* WHAT YOU ARE ASKED TO DO *
Extract each line of the data and write it out again exactly.

* Recorded data *
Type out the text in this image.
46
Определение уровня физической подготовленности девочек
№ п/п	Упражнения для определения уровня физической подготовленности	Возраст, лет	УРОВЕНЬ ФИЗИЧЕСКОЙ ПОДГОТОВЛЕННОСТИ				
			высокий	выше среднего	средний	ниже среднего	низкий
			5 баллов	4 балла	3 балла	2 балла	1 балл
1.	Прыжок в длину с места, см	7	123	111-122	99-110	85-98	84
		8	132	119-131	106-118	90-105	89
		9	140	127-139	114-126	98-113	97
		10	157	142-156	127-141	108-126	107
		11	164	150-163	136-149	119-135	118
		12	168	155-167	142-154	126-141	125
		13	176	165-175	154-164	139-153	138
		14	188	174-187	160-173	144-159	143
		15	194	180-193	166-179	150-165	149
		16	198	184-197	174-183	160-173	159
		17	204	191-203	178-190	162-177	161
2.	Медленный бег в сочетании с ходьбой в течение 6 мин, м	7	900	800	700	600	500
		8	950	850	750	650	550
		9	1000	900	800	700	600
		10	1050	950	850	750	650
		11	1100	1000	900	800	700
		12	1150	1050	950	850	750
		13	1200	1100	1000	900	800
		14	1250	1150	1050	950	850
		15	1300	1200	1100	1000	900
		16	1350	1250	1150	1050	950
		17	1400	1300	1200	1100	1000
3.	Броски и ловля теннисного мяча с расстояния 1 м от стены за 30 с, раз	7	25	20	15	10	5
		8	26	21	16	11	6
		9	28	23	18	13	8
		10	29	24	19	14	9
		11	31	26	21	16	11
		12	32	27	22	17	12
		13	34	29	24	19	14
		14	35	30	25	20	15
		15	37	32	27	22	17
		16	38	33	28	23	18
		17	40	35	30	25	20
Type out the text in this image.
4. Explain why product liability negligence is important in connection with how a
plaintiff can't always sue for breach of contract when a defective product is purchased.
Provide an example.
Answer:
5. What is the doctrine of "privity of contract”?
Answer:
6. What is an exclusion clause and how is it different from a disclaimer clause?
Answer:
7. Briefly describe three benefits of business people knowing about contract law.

* OUTPUT OF THE EXERCISE *
Type out the text in this image.
46
Определение уровня физической подготовленности девочек
№ п/п	Упражнения для определения уровня физической подготовленности	Возраст, лет	УРОВЕНЬ ФИЗИЧЕСКОЙ ПОДГОТОВЛЕННОСТИ				
			высокий	выше среднего	средний	ниже среднего	низкий
			5 баллов	4 балла	3 балла	2 балла	1 балл
1.	Прыжок в длину с места, см	7	123	111-122	99-110	85-98	84
		8	132	119-131	106-118	90-105	89
		9	140	127-139	114-126	98-113	97
		10	157	142-156	127-141	108-126	107
		11	164	150-163	136-149	119-135	118
		12	168	155-167	142-154	126-141	125
		13	176	165-175	154-164	139-153	138
		14	188	174-187	160-173	144-159	143
		15	194	180-193	166-179	150-165	149
		16	198	184-197	174-183	160-173	159
		17	204	191-203	178-190	162-177	161
2.	Медленный бег в сочетании с ходьбой в течение 6 мин, м	7	900	800	700	600	500
		8	950	850	750	650	550
		9	1000	900	800	700	600
		10	1050	950	850	750	650
		11	1100	1000	900	800	700
		12	1150	1050	950	850	750
		13	1200	1100	1000	900	800
		14	1250	1150	1050	950	850
		15	1300	1200	1100	1000	900
		16	1350	1250	1150	1050	950
		17	1400	1300	1200	1100	1000
3.	Броски и ловля теннисного мяча с расстояния 1 м от стены за 30 с, раз	7	25	20	15	10	5
		8	26	21	16	11	6
		9	28	23	18	13	8
		10	29	24	19	14	9
		11	31	26	21	16	11
		12	32	27	22	17	12
		13	34	29	24	19	14
		14	35	30	25	20	15
		15	37	32	27	22	17
		16	38	33	28	23	18
		17	40	35	30	25	20
Type out the text in this image.
4. Explain why product liability negligence is important in connection with how a
plaintiff can't always sue for breach of contract when a defective product is purchased.
Provide an example.
Answer:
5. What is the doctrine of "privity of contract”?
Answer:
6. What is an exclusion clause and how is it different from a disclaimer clause?
Answer:
7. Briefly describe three benefits of business people knowing about contract law.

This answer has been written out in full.